§ **Exercise prompt**
Return the listing in full, word for word.

§ **Data to use**
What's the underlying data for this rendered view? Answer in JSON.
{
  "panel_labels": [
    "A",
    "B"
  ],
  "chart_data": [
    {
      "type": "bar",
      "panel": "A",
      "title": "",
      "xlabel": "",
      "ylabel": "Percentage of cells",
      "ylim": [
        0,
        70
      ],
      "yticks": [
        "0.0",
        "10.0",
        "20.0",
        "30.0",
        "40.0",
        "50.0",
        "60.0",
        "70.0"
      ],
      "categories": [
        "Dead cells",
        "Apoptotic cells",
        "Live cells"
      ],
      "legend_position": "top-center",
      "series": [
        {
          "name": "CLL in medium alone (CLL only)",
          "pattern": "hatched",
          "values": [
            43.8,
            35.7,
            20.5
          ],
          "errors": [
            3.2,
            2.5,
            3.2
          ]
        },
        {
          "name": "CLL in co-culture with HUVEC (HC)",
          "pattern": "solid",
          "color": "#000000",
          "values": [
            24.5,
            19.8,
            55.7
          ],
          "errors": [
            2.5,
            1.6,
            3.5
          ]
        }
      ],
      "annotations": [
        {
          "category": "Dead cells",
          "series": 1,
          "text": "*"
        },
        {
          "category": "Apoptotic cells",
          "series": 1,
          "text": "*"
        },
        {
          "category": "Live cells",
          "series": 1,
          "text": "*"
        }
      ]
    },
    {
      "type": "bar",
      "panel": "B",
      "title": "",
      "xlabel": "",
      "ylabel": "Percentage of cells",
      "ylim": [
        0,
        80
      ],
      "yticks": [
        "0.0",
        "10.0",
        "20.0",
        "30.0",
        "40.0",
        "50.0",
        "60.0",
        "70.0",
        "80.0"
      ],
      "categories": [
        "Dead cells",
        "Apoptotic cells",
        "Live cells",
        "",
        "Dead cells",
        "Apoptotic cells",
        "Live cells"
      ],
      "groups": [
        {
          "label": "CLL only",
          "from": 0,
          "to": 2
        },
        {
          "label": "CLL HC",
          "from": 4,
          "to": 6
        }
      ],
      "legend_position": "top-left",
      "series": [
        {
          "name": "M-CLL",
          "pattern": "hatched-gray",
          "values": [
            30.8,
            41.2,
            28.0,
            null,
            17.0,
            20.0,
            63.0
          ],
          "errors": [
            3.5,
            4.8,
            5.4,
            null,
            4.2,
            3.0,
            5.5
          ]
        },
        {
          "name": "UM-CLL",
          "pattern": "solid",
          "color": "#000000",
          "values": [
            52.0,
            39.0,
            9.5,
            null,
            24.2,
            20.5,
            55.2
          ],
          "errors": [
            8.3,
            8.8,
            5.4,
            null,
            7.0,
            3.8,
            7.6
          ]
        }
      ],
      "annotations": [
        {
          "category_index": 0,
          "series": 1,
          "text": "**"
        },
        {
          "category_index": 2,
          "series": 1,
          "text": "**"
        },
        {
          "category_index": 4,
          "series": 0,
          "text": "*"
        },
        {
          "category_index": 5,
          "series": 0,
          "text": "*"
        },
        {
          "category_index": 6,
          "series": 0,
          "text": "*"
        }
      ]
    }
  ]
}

§ **Task output**
What's the underlying data for this rendered view? Answer in JSON.
{
  "panel_labels": [
    "A",
    "B"
  ],
  "chart_data": [
    {
      "type": "bar",
      "panel": "A",
      "title": "",
      "xlabel": "",
      "ylabel": "Percentage of cells",
      "ylim": [
        0,
        70
      ],
      "yticks": [
        "0.0",
        "10.0",
        "20.0",
        "30.0",
        "40.0",
        "50.0",
        "60.0",
        "70.0"
      ],
      "categories": [
        "Dead cells",
        "Apoptotic cells",
        "Live cells"
      ],
      "legend_position": "top-center",
      "series": [
        {
          "name": "CLL in medium alone (CLL only)",
          "pattern": "hatched",
          "values": [
            43.8,
            35.7,
            20.5
          ],
          "errors": [
            3.2,
            2.5,
            3.2
          ]
        },
        {
          "name": "CLL in co-culture with HUVEC (HC)",
          "pattern": "solid",
          "color": "#000000",
          "values": [
            24.5,
            19.8,
            55.7
          ],
          "errors": [
            2.5,
            1.6,
            3.5
          ]
        }
      ],
      "annotations": [
        {
          "category": "Dead cells",
          "series": 1,
          "text": "*"
        },
        {
          "category": "Apoptotic cells",
          "series": 1,
          "text": "*"
        },
        {
          "category": "Live cells",
          "series": 1,
          "text": "*"
        }
      ]
    },
    {
      "type": "bar",
      "panel": "B",
      "title": "",
      "xlabel": "",
      "ylabel": "Percentage of cells",
      "ylim": [
        0,
        80
      ],
      "yticks": [
        "0.0",
        "10.0",
        "20.0",
        "30.0",
        "40.0",
        "50.0",
        "60.0",
        "70.0",
        "80.0"
      ],
      "categories": [
        "Dead cells",
        "Apoptotic cells",
        "Live cells",
        "",
        "Dead cells",
        "Apoptotic cells",
        "Live cells"
      ],
      "groups": [
        {
          "label": "CLL only",
          "from": 0,
          "to": 2
        },
        {
          "label": "CLL HC",
          "from": 4,
          "to": 6
        }
      ],
      "legend_position": "top-left",
      "series": [
        {
          "name": "M-CLL",
          "pattern": "hatched-gray",
          "values": [
            30.8,
            41.2,
            28.0,
            null,
            17.0,
            20.0,
            63.0
          ],
          "errors": [
            3.5,
            4.8,
            5.4,
            null,
            4.2,
            3.0,
            5.5
          ]
        },
        {
          "name": "UM-CLL",
          "pattern": "solid",
          "color": "#000000",
          "values": [
            52.0,
            39.0,
            9.5,
            null,
            24.2,
            20.5,
            55.2
          ],
          "errors": [
            8.3,
            8.8,
            5.4,
            null,
            7.0,
            3.8,
            7.6
          ]
        }
      ],
      "annotations": [
        {
          "category_index": 0,
          "series": 1,
          "text": "**"
        },
        {
          "category_index": 2,
          "series": 1,
          "text": "**"
        },
        {
          "category_index": 4,
          "series": 0,
          "text": "*"
        },
        {
          "category_index": 5,
          "series": 0,
          "text": "*"
        },
        {
          "category_index": 6,
          "series": 0,
          "text": "*"
        }
      ]
    }
  ]
}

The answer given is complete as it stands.